Data excerpts:
====================
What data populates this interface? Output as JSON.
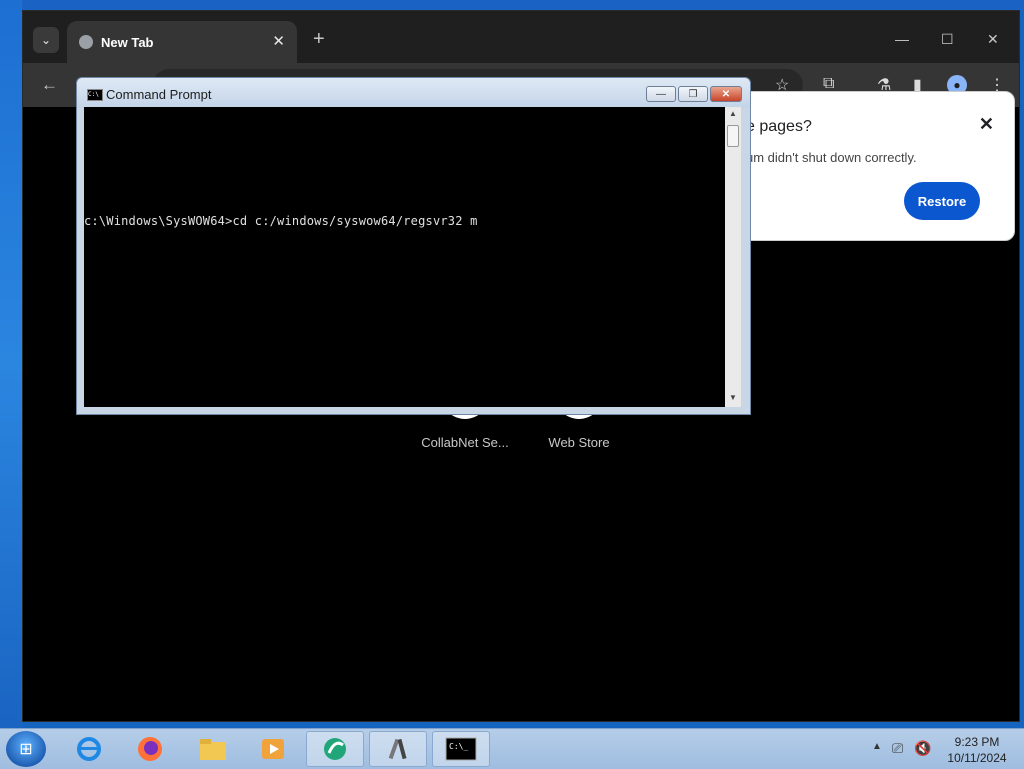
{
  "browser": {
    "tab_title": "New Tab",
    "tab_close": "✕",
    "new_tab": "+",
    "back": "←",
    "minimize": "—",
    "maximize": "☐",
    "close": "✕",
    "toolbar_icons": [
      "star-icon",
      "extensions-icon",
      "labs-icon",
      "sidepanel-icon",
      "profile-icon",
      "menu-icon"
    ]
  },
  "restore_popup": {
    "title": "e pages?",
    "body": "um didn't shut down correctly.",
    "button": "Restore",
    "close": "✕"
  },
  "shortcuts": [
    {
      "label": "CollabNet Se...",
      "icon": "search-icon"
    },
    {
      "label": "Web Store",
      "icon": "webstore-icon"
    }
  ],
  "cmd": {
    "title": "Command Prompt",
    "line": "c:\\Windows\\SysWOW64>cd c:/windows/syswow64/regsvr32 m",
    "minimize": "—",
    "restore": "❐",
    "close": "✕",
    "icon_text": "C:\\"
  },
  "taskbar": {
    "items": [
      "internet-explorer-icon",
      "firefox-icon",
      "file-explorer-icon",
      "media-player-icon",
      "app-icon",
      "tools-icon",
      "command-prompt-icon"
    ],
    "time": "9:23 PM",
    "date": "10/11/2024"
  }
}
====================
**WORK REQUIRED**.
Omit the pictures. Output every record above word for word.

**SOLUTION**.
What data populates this interface? Output as JSON.
{
  "browser": {
    "tab_title": "New Tab",
    "tab_close": "✕",
    "new_tab": "+",
    "back": "←",
    "minimize": "—",
    "maximize": "☐",
    "close": "✕",
    "toolbar_icons": [
      "star-icon",
      "extensions-icon",
      "labs-icon",
      "sidepanel-icon",
      "profile-icon",
      "menu-icon"
    ]
  },
  "restore_popup": {
    "title": "e pages?",
    "body": "um didn't shut down correctly.",
    "button": "Restore",
    "close": "✕"
  },
  "shortcuts": [
    {
      "label": "CollabNet Se...",
      "icon": "search-icon"
    },
    {
      "label": "Web Store",
      "icon": "webstore-icon"
    }
  ],
  "cmd": {
    "title": "Command Prompt",
    "line": "c:\\Windows\\SysWOW64>cd c:/windows/syswow64/regsvr32 m",
    "minimize": "—",
    "restore": "❐",
    "close": "✕",
    "icon_text": "C:\\"
  },
  "taskbar": {
    "items": [
      "internet-explorer-icon",
      "firefox-icon",
      "file-explorer-icon",
      "media-player-icon",
      "app-icon",
      "tools-icon",
      "command-prompt-icon"
    ],
    "time": "9:23 PM",
    "date": "10/11/2024"
  }
}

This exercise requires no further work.